Print the data that follows exactly.
'''
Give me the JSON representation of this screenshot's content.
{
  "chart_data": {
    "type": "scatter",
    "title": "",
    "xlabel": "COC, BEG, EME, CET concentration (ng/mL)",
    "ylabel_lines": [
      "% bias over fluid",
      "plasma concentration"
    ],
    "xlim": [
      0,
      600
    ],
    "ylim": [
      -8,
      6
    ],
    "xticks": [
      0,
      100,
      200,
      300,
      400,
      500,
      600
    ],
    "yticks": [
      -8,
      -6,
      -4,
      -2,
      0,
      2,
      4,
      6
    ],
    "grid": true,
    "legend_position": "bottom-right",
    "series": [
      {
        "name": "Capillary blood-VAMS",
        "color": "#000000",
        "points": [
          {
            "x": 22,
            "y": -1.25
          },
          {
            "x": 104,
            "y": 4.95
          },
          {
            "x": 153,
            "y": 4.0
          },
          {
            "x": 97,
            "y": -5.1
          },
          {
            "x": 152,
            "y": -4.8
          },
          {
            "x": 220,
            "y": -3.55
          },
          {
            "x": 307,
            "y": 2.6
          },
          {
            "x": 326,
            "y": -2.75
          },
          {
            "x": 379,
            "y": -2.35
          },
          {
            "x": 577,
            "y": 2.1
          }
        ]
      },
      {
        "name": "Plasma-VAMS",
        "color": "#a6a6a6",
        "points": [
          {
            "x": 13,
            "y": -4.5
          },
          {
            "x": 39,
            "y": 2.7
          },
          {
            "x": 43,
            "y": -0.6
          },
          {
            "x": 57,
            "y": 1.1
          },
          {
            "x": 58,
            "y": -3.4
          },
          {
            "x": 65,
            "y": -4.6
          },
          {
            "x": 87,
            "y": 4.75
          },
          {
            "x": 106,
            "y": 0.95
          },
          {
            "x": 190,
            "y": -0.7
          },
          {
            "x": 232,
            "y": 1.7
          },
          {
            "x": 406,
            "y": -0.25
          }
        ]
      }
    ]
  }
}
'''
▸ **Answer in full**
Give me the JSON representation of this screenshot's content.
{
  "chart_data": {
    "type": "scatter",
    "title": "",
    "xlabel": "COC, BEG, EME, CET concentration (ng/mL)",
    "ylabel_lines": [
      "% bias over fluid",
      "plasma concentration"
    ],
    "xlim": [
      0,
      600
    ],
    "ylim": [
      -8,
      6
    ],
    "xticks": [
      0,
      100,
      200,
      300,
      400,
      500,
      600
    ],
    "yticks": [
      -8,
      -6,
      -4,
      -2,
      0,
      2,
      4,
      6
    ],
    "grid": true,
    "legend_position": "bottom-right",
    "series": [
      {
        "name": "Capillary blood-VAMS",
        "color": "#000000",
        "points": [
          {
            "x": 22,
            "y": -1.25
          },
          {
            "x": 104,
            "y": 4.95
          },
          {
            "x": 153,
            "y": 4.0
          },
          {
            "x": 97,
            "y": -5.1
          },
          {
            "x": 152,
            "y": -4.8
          },
          {
            "x": 220,
            "y": -3.55
          },
          {
            "x": 307,
            "y": 2.6
          },
          {
            "x": 326,
            "y": -2.75
          },
          {
            "x": 379,
            "y": -2.35
          },
          {
            "x": 577,
            "y": 2.1
          }
        ]
      },
      {
        "name": "Plasma-VAMS",
        "color": "#a6a6a6",
        "points": [
          {
            "x": 13,
            "y": -4.5
          },
          {
            "x": 39,
            "y": 2.7
          },
          {
            "x": 43,
            "y": -0.6
          },
          {
            "x": 57,
            "y": 1.1
          },
          {
            "x": 58,
            "y": -3.4
          },
          {
            "x": 65,
            "y": -4.6
          },
          {
            "x": 87,
            "y": 4.75
          },
          {
            "x": 106,
            "y": 0.95
          },
          {
            "x": 190,
            "y": -0.7
          },
          {
            "x": 232,
            "y": 1.7
          },
          {
            "x": 406,
            "y": -0.25
          }
        ]
      }
    ]
  }
}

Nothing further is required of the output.